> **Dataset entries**
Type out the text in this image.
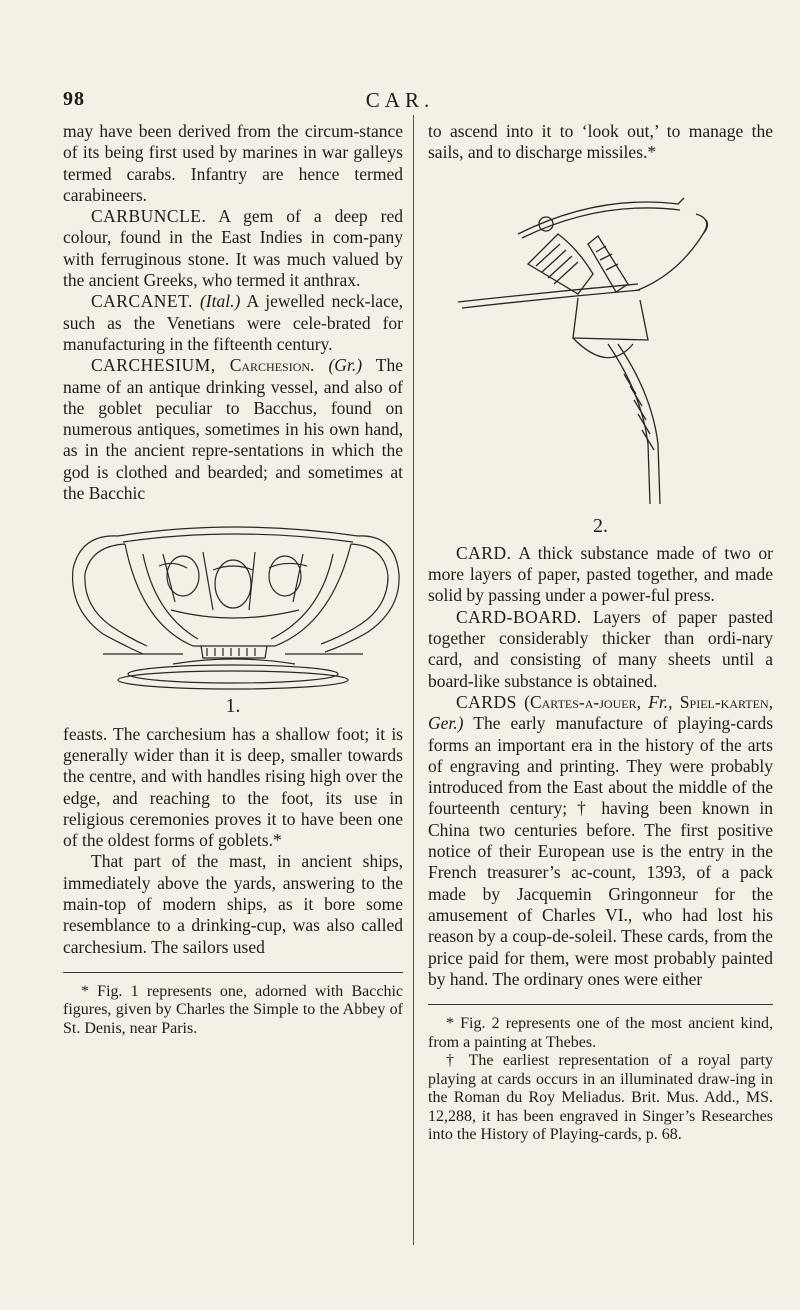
98	CAR.

may have been derived from the circum-stance of its being first used by marines in war galleys termed carabs. Infantry are hence termed carabineers.

CARBUNCLE. A gem of a deep red colour, found in the East Indies in com-pany with ferruginous stone. It was much valued by the ancient Greeks, who termed it anthrax.

CARCANET. (Ital.) A jewelled neck-lace, such as the Venetians were cele-brated for manufacturing in the fifteenth century.

CARCHESIUM, Carchesion. (Gr.) The name of an antique drinking vessel, and also of the goblet peculiar to Bacchus, found on numerous antiques, sometimes in his own hand, as in the ancient repre-sentations in which the god is clothed and bearded; and sometimes at the Bacchic

1.

feasts. The carchesium has a shallow foot; it is generally wider than it is deep, smaller towards the centre, and with handles rising high over the edge, and reaching to the foot, its use in religious ceremonies proves it to have been one of the oldest forms of goblets.*

That part of the mast, in ancient ships, immediately above the yards, answering to the main-top of modern ships, as it bore some resemblance to a drinking-cup, was also called carchesium. The sailors used

* Fig. 1 represents one, adorned with Bacchic figures, given by Charles the Simple to the Abbey of St. Denis, near Paris.

to ascend into it to ‘look out,’ to manage the sails, and to discharge missiles.*

2.

CARD. A thick substance made of two or more layers of paper, pasted together, and made solid by passing under a power-ful press.

CARD-BOARD. Layers of paper pasted together considerably thicker than ordi-nary card, and consisting of many sheets until a board-like substance is obtained.

CARDS (Cartes-a-jouer, Fr., Spiel-karten, Ger.) The early manufacture of playing-cards forms an important era in the history of the arts of engraving and printing. They were probably introduced from the East about the middle of the fourteenth century; † having been known in China two centuries before. The first positive notice of their European use is the entry in the French treasurer’s ac-count, 1393, of a pack made by Jacquemin Gringonneur for the amusement of Charles VI., who had lost his reason by a coup-de-soleil. These cards, from the price paid for them, were most probably painted by hand. The ordinary ones were either

* Fig. 2 represents one of the most ancient kind, from a painting at Thebes.

† The earliest representation of a royal party playing at cards occurs in an illuminated draw-ing in the Roman du Roy Meliadus. Brit. Mus. Add., MS. 12,288, it has been engraved in Singer’s Researches into the History of Playing-cards, p. 68.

> **Exercise goal**
Lines that include the word "paper" are to be extracted from the data above.

> **Exercise output**
CARD. A thick substance made of two or more layers of paper, pasted together, and made solid by passing under a power-ful press.
CARD-BOARD. Layers of paper pasted together considerably thicker than ordi-nary card, and consisting of many sheets until a board-like substance is obtained.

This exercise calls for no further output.